→ TASK DESCRIPTION
Copy every line from the records below that holds the word "sample".

— START OF DATASET —

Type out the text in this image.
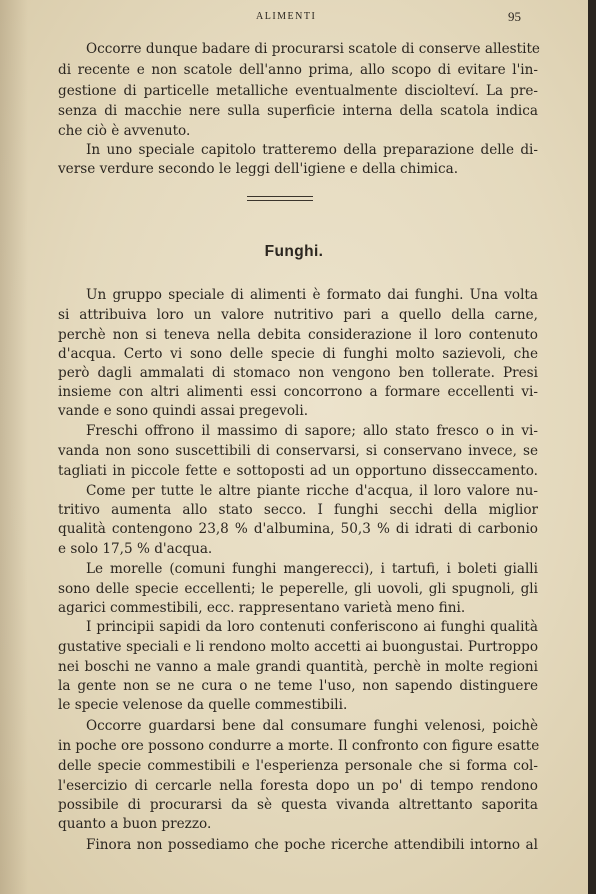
ALIMENTI	95
Occorre dunque badare di procurarsi scatole di conserve allestite
di recente e non scatole dell'anno prima, allo scopo di evitare l'in-
gestione di particelle metalliche eventualmente disciolteví. La pre-
senza di macchie nere sulla superficie interna della scatola indica
che ciò è avvenuto.
In uno speciale capitolo tratteremo della preparazione delle di-
verse verdure secondo le leggi dell'igiene e della chimica.
Funghi.
Un gruppo speciale di alimenti è formato dai funghi. Una volta
si attribuiva loro un valore nutritivo pari a quello della carne,
perchè non si teneva nella debita considerazione il loro contenuto
d'acqua. Certo vi sono delle specie di funghi molto sazievoli, che
però dagli ammalati di stomaco non vengono ben tollerate. Presi
insieme con altri alimenti essi concorrono a formare eccellenti vi-
vande e sono quindi assai pregevoli.
Freschi offrono il massimo di sapore; allo stato fresco o in vi-
vanda non sono suscettibili di conservarsi, si conservano invece, se
tagliati in piccole fette e sottoposti ad un opportuno disseccamento.
Come per tutte le altre piante ricche d'acqua, il loro valore nu-
tritivo aumenta allo stato secco. I funghi secchi della miglior
qualità contengono 23,8 % d'albumina, 50,3 % di idrati di carbonio
e solo 17,5 % d'acqua.
Le morelle (comuni funghi mangerecci), i tartufi, i boleti gialli
sono delle specie eccellenti; le peperelle, gli uovoli, gli spugnoli, gli
agarici commestibili, ecc. rappresentano varietà meno fini.
I principii sapidi da loro contenuti conferiscono ai funghi qualità
gustative speciali e li rendono molto accetti ai buongustai. Purtroppo
nei boschi ne vanno a male grandi quantità, perchè in molte regioni
la gente non se ne cura o ne teme l'uso, non sapendo distinguere
le specie velenose da quelle commestibili.
Occorre guardarsi bene dal consumare funghi velenosi, poichè
in poche ore possono condurre a morte. Il confronto con figure esatte
delle specie commestibili e l'esperienza personale che si forma col-
l'esercizio di cercarle nella foresta dopo un po' di tempo rendono
possibile di procurarsi da sè questa vivanda altrettanto saporita
quanto a buon prezzo.
Finora non possediamo che poche ricerche attendibili intorno al
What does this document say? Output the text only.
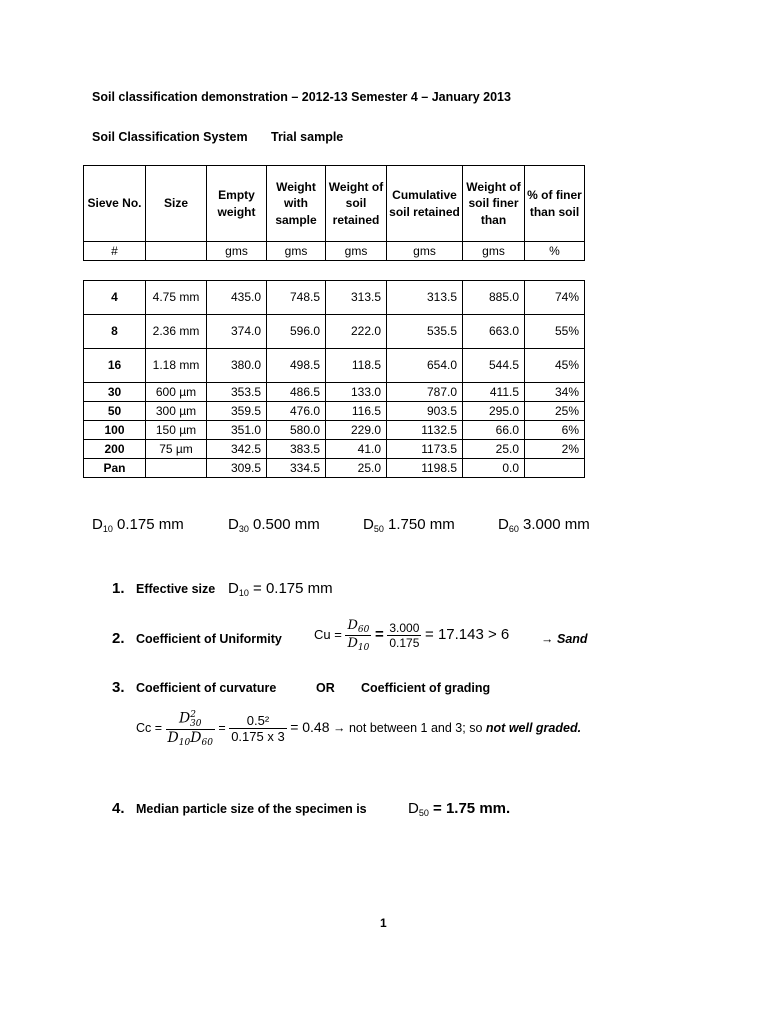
Soil classification demonstration – 2012-13 Semester 4 – January 2013
Soil Classification System Trial sample
Sieve No.	Size	Empty weight	Weight with sample	Weight of soil retained	Cumulative soil retained	Weight of soil finer than	% of finer than soil
#		gms	gms	gms	gms	gms	%
4	4.75 mm	435.0	748.5	313.5	313.5	885.0	74%
8	2.36 mm	374.0	596.0	222.0	535.5	663.0	55%
16	1.18 mm	380.0	498.5	118.5	654.0	544.5	45%
30	600 µm	353.5	486.5	133.0	787.0	411.5	34%
50	300 µm	359.5	476.0	116.5	903.5	295.0	25%
100	150 µm	351.0	580.0	229.0	1132.5	66.0	6%
200	75 µm	342.5	383.5	41.0	1173.5	25.0	2%
Pan		309.5	334.5	25.0	1198.5	0.0	
$D_{10}$ 0.175 mm	$D_{30}$ 0.500 mm	$D_{50}$ 1.750 mm	$D_{60}$ 3.000 mm
1. Effective size $D_{10} = 0.175$ mm
2. Coefficient of Uniformity $Cu = \frac{D_{60}}{D_{10}} = \frac{3.000}{0.175} = 17.143 > 6$	→ Sand
3. Coefficient of curvature	OR Coefficient of grading
$Cc = \frac{D^2_{30}}{D_{10}D_{60}} = \frac{\text{0.5²}}{0.175 x 3} = 0.48$ → not between 1 and 3; so not well graded.
4. Median particle size of the specimen is	$D_{50} = 1.75$ mm.
1
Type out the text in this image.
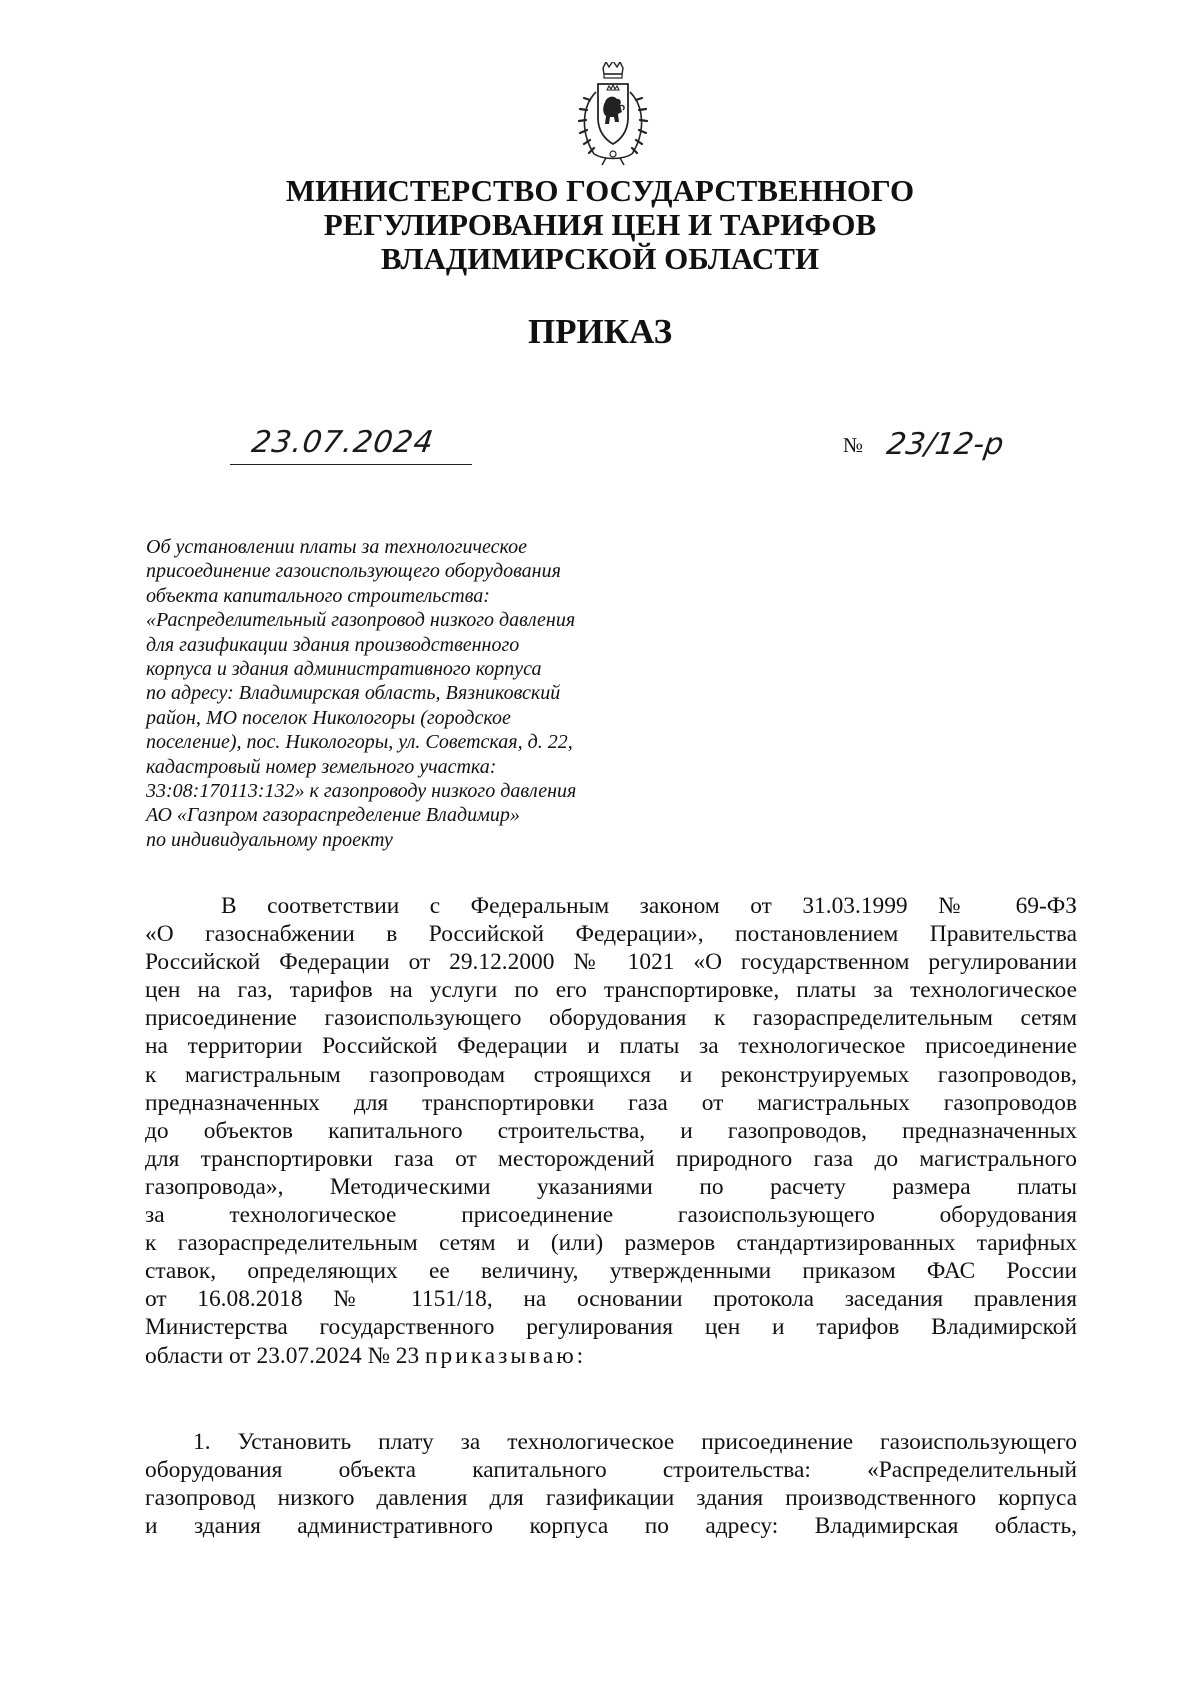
МИНИСТЕРСТВО ГОСУДАРСТВЕННОГО
РЕГУЛИРОВАНИЯ ЦЕН И ТАРИФОВ
ВЛАДИМИРСКОЙ ОБЛАСТИ
ПРИКАЗ
23.07.2024	№ 23/12-р
Об установлении платы за технологическое
присоединение газоиспользующего оборудования
объекта капитального строительства:
«Распределительный газопровод низкого давления
для газификации здания производственного
корпуса и здания административного корпуса
по адресу: Владимирская область, Вязниковский
район, МО поселок Никологоры (городское
поселение), пос. Никологоры, ул. Советская, д. 22,
кадастровый номер земельного участка:
33:08:170113:132» к газопроводу низкого давления
АО «Газпром газораспределение Владимир»
по индивидуальному проекту
В соответствии с Федеральным законом от 31.03.1999 № 69-ФЗ
«О газоснабжении в Российской Федерации», постановлением Правительства
Российской Федерации от 29.12.2000 № 1021 «О государственном регулировании
цен на газ, тарифов на услуги по его транспортировке, платы за технологическое
присоединение газоиспользующего оборудования к газораспределительным сетям
на территории Российской Федерации и платы за технологическое присоединение
к магистральным газопроводам строящихся и реконструируемых газопроводов,
предназначенных для транспортировки газа от магистральных газопроводов
до объектов капитального строительства, и газопроводов, предназначенных
для транспортировки газа от месторождений природного газа до магистрального
газопровода», Методическими указаниями по расчету размера платы
за технологическое присоединение газоиспользующего оборудования
к газораспределительным сетям и (или) размеров стандартизированных тарифных
ставок, определяющих ее величину, утвержденными приказом ФАС России
от 16.08.2018 № 1151/18, на основании протокола заседания правления
Министерства государственного регулирования цен и тарифов Владимирской
области от 23.07.2024 № 23 приказываю:
1. Установить плату за технологическое присоединение газоиспользующего
оборудования объекта капитального строительства: «Распределительный
газопровод низкого давления для газификации здания производственного корпуса
и здания административного корпуса по адресу: Владимирская область,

— END OF DATASET —

→ RESPONSE TO THIS EXERCISE
Soil Classification System Trial sample
Sieve No.	Size	Empty weight	Weight with sample	Weight of soil retained	Cumulative soil retained	Weight of soil finer than	% of finer than soil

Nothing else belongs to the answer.